Problem description:
What lines of the data hold the string "percentage"? Copy them all.

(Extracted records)
= = =

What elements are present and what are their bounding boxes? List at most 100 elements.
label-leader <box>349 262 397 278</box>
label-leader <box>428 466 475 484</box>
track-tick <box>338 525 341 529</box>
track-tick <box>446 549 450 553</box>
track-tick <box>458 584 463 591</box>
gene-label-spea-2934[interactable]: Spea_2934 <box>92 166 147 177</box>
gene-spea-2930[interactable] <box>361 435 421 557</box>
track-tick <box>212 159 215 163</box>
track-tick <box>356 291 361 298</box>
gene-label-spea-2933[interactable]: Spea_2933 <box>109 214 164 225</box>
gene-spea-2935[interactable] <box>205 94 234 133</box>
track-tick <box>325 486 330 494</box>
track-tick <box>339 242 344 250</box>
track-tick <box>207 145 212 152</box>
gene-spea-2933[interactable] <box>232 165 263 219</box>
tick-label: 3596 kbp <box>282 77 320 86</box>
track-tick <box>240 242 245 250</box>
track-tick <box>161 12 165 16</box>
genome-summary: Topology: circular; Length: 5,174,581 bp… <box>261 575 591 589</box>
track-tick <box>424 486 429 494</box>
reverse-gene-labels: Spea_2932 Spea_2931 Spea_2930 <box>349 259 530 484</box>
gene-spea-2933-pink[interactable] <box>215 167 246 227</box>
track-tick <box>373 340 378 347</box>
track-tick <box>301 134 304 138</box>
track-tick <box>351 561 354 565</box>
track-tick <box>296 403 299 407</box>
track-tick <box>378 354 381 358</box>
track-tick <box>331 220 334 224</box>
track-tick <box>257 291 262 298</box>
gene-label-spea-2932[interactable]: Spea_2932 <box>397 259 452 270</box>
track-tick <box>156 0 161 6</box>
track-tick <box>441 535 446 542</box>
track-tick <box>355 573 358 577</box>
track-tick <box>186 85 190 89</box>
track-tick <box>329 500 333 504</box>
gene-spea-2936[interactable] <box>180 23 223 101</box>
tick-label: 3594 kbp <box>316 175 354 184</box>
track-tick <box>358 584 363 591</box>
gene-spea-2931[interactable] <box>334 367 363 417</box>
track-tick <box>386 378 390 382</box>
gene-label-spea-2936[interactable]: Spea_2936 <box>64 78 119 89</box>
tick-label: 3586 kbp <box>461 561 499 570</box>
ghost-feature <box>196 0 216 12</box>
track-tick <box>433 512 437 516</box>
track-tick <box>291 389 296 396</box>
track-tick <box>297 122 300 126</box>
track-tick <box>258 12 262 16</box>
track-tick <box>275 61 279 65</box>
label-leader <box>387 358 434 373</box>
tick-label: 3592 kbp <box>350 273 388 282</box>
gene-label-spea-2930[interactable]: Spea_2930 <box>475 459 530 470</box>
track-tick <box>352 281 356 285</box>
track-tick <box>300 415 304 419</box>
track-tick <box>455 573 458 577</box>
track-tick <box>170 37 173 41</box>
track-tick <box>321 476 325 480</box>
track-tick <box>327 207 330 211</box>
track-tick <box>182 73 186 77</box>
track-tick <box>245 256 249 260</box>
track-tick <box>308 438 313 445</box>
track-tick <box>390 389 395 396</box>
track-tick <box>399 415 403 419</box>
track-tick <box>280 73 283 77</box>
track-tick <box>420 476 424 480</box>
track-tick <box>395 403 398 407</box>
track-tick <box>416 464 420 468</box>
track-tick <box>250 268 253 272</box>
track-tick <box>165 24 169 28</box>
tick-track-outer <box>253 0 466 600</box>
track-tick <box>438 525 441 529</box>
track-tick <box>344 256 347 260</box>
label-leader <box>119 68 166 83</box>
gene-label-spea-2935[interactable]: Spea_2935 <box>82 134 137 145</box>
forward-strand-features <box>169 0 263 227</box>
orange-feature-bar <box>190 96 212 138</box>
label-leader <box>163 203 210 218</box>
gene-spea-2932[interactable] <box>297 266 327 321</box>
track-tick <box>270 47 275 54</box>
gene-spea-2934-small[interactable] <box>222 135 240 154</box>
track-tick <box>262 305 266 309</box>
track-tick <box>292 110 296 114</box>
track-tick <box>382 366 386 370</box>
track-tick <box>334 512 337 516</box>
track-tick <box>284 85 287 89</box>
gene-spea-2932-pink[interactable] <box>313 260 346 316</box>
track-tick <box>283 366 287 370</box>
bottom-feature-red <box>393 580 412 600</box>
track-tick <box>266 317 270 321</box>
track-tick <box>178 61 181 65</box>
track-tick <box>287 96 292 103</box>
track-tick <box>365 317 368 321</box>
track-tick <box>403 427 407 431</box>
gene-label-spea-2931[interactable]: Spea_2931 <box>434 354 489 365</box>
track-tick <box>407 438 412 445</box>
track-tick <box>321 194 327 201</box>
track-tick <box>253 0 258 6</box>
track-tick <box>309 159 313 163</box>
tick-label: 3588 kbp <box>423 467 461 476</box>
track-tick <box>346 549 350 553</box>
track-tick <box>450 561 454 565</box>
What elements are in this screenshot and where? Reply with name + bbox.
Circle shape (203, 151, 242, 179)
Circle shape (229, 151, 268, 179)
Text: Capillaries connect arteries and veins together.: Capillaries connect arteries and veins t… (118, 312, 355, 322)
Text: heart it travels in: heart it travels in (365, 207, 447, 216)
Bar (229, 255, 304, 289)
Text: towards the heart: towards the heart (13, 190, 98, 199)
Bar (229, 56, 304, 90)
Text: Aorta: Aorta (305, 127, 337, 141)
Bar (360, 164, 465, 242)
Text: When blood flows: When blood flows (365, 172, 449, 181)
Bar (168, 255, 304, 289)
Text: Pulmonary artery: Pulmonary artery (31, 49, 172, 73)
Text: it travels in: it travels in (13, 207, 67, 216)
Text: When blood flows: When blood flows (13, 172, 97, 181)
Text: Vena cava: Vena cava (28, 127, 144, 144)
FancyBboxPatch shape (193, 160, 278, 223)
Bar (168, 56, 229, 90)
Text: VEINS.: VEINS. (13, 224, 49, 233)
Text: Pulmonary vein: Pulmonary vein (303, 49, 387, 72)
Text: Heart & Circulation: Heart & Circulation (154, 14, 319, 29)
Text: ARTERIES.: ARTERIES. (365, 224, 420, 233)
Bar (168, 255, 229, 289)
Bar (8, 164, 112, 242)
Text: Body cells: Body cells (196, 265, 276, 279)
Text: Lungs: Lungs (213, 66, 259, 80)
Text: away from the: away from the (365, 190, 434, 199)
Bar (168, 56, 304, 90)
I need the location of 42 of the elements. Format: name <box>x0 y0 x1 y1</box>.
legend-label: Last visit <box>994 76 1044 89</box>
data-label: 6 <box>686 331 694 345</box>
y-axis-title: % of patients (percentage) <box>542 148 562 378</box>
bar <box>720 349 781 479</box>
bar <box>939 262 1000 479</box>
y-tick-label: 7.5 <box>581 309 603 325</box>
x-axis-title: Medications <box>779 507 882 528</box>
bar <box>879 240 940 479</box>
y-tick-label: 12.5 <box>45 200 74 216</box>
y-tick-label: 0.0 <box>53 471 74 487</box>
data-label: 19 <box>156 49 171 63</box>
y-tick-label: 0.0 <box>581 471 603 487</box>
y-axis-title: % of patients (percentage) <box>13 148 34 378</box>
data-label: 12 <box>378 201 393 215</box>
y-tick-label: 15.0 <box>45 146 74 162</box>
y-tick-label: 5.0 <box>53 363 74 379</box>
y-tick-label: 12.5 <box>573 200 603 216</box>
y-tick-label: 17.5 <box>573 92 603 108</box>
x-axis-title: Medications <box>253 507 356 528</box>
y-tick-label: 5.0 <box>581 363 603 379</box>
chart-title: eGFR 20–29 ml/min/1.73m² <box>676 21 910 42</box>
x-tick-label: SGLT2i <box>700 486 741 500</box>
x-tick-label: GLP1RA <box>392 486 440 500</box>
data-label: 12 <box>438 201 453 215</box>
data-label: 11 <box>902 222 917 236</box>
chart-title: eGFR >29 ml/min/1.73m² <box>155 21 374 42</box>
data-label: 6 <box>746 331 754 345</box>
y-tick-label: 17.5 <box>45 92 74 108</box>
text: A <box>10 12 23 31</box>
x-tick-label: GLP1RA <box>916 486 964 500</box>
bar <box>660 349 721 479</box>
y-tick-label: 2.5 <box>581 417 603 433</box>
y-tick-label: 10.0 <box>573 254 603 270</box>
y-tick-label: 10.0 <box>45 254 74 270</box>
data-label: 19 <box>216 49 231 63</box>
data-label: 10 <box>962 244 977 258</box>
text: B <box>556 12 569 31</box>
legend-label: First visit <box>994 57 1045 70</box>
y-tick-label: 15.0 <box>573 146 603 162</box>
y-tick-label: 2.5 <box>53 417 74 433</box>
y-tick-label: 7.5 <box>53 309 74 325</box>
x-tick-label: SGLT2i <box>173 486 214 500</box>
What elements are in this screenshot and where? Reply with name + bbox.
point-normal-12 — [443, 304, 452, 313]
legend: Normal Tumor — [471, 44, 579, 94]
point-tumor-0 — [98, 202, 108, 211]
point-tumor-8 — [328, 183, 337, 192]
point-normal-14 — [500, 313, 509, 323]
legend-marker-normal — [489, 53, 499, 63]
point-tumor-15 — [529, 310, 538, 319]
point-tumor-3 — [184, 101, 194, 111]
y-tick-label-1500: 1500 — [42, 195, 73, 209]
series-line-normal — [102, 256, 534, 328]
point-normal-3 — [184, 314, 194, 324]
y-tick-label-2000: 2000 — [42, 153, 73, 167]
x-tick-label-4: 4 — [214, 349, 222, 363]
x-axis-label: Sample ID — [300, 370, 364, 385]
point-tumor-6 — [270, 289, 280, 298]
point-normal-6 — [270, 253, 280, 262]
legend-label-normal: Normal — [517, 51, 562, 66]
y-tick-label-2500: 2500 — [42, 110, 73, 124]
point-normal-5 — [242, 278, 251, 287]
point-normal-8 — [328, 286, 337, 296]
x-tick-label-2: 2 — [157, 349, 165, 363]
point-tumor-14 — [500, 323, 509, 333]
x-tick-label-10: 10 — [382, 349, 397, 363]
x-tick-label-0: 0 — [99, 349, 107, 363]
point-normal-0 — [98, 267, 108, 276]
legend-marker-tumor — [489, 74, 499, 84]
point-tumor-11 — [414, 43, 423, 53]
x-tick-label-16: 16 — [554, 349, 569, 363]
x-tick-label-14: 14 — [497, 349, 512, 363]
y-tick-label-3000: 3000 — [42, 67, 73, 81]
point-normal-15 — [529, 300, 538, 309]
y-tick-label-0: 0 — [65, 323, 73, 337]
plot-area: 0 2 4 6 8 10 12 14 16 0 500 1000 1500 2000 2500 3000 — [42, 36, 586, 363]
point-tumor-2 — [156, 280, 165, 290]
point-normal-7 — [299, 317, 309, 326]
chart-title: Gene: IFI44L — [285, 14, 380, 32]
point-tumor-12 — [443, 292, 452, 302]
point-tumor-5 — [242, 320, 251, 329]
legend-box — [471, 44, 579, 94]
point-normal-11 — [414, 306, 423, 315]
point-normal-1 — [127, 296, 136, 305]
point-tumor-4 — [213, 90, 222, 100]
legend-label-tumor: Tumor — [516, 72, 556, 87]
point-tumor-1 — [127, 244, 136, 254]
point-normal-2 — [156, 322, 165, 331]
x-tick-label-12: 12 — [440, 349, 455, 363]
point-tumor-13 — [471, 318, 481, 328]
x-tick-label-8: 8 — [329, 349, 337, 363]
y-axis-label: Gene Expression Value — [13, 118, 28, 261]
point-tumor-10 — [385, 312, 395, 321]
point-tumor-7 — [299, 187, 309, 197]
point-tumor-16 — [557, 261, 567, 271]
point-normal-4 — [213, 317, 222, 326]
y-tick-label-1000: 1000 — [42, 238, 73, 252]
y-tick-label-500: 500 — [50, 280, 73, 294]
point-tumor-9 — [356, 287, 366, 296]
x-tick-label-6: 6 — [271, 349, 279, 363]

= = =

Written answer:
y-axis-title: % of patients (percentage) <box>542 148 562 378</box>
y-axis-title: % of patients (percentage) <box>13 148 34 378</box>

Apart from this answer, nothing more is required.